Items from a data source
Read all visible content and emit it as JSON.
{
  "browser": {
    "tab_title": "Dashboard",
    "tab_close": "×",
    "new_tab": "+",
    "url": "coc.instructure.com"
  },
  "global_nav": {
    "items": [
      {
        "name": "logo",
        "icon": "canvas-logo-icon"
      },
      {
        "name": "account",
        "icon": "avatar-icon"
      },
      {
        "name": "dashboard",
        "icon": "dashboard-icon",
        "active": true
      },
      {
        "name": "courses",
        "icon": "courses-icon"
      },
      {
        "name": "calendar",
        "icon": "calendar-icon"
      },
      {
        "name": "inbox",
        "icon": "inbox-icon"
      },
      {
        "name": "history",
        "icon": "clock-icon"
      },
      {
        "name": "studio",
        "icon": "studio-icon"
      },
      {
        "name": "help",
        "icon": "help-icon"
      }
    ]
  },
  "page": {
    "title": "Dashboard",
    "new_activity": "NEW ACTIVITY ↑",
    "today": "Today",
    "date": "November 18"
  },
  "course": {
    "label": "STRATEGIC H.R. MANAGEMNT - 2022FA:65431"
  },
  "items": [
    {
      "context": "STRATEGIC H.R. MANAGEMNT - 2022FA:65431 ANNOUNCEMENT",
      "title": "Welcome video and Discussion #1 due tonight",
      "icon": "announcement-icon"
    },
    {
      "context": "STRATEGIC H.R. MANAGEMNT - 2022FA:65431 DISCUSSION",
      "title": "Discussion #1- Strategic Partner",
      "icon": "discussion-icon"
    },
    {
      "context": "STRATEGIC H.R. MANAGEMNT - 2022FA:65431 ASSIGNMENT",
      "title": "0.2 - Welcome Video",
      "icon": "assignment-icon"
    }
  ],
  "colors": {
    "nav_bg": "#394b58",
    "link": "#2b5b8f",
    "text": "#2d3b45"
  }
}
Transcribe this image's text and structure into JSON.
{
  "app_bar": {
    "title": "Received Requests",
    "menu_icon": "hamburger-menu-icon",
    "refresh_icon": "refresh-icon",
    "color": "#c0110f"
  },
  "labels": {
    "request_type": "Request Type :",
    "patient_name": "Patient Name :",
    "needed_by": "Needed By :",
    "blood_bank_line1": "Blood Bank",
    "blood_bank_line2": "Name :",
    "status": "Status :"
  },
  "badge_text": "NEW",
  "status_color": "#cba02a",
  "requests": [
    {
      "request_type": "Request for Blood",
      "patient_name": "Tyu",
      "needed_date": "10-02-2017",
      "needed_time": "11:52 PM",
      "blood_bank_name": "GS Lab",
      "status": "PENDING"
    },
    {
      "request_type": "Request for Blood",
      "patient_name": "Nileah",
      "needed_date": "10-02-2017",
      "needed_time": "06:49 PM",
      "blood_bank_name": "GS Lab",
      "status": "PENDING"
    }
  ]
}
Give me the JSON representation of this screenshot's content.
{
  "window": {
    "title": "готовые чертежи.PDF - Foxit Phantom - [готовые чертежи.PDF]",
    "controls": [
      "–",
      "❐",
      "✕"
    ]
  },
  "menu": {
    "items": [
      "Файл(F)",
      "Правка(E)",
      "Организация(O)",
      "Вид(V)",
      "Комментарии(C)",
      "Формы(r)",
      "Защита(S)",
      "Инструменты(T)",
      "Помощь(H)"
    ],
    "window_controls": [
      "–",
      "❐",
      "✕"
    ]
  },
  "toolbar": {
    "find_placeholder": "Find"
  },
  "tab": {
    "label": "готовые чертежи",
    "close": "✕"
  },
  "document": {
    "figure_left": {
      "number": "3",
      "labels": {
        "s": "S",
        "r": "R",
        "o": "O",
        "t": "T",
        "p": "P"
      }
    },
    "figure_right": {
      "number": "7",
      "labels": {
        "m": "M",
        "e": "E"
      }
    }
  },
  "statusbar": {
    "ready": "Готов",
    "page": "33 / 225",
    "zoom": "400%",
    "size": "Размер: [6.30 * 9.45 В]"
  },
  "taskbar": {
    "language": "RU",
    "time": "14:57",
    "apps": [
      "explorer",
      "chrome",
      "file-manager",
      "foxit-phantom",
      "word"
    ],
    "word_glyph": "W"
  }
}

## WHAT YOU HAVE TO DO
From the records above, extract everything verbatim.

## REPLY
Read all visible content and emit it as JSON.
{
  "browser": {
    "tab_title": "Dashboard",
    "tab_close": "×",
    "new_tab": "+",
    "url": "coc.instructure.com"
  },
  "global_nav": {
    "items": [
      {
        "name": "logo",
        "icon": "canvas-logo-icon"
      },
      {
        "name": "account",
        "icon": "avatar-icon"
      },
      {
        "name": "dashboard",
        "icon": "dashboard-icon",
        "active": true
      },
      {
        "name": "courses",
        "icon": "courses-icon"
      },
      {
        "name": "calendar",
        "icon": "calendar-icon"
      },
      {
        "name": "inbox",
        "icon": "inbox-icon"
      },
      {
        "name": "history",
        "icon": "clock-icon"
      },
      {
        "name": "studio",
        "icon": "studio-icon"
      },
      {
        "name": "help",
        "icon": "help-icon"
      }
    ]
  },
  "page": {
    "title": "Dashboard",
    "new_activity": "NEW ACTIVITY ↑",
    "today": "Today",
    "date": "November 18"
  },
  "course": {
    "label": "STRATEGIC H.R. MANAGEMNT - 2022FA:65431"
  },
  "items": [
    {
      "context": "STRATEGIC H.R. MANAGEMNT - 2022FA:65431 ANNOUNCEMENT",
      "title": "Welcome video and Discussion #1 due tonight",
      "icon": "announcement-icon"
    },
    {
      "context": "STRATEGIC H.R. MANAGEMNT - 2022FA:65431 DISCUSSION",
      "title": "Discussion #1- Strategic Partner",
      "icon": "discussion-icon"
    },
    {
      "context": "STRATEGIC H.R. MANAGEMNT - 2022FA:65431 ASSIGNMENT",
      "title": "0.2 - Welcome Video",
      "icon": "assignment-icon"
    }
  ],
  "colors": {
    "nav_bg": "#394b58",
    "link": "#2b5b8f",
    "text": "#2d3b45"
  }
}
Transcribe this image's text and structure into JSON.
{
  "app_bar": {
    "title": "Received Requests",
    "menu_icon": "hamburger-menu-icon",
    "refresh_icon": "refresh-icon",
    "color": "#c0110f"
  },
  "labels": {
    "request_type": "Request Type :",
    "patient_name": "Patient Name :",
    "needed_by": "Needed By :",
    "blood_bank_line1": "Blood Bank",
    "blood_bank_line2": "Name :",
    "status": "Status :"
  },
  "badge_text": "NEW",
  "status_color": "#cba02a",
  "requests": [
    {
      "request_type": "Request for Blood",
      "patient_name": "Tyu",
      "needed_date": "10-02-2017",
      "needed_time": "11:52 PM",
      "blood_bank_name": "GS Lab",
      "status": "PENDING"
    },
    {
      "request_type": "Request for Blood",
      "patient_name": "Nileah",
      "needed_date": "10-02-2017",
      "needed_time": "06:49 PM",
      "blood_bank_name": "GS Lab",
      "status": "PENDING"
    }
  ]
}
Give me the JSON representation of this screenshot's content.
{
  "window": {
    "title": "готовые чертежи.PDF - Foxit Phantom - [готовые чертежи.PDF]",
    "controls": [
      "–",
      "❐",
      "✕"
    ]
  },
  "menu": {
    "items": [
      "Файл(F)",
      "Правка(E)",
      "Организация(O)",
      "Вид(V)",
      "Комментарии(C)",
      "Формы(r)",
      "Защита(S)",
      "Инструменты(T)",
      "Помощь(H)"
    ],
    "window_controls": [
      "–",
      "❐",
      "✕"
    ]
  },
  "toolbar": {
    "find_placeholder": "Find"
  },
  "tab": {
    "label": "готовые чертежи",
    "close": "✕"
  },
  "document": {
    "figure_left": {
      "number": "3",
      "labels": {
        "s": "S",
        "r": "R",
        "o": "O",
        "t": "T",
        "p": "P"
      }
    },
    "figure_right": {
      "number": "7",
      "labels": {
        "m": "M",
        "e": "E"
      }
    }
  },
  "statusbar": {
    "ready": "Готов",
    "page": "33 / 225",
    "zoom": "400%",
    "size": "Размер: [6.30 * 9.45 В]"
  },
  "taskbar": {
    "language": "RU",
    "time": "14:57",
    "apps": [
      "explorer",
      "chrome",
      "file-manager",
      "foxit-phantom",
      "word"
    ],
    "word_glyph": "W"
  }
}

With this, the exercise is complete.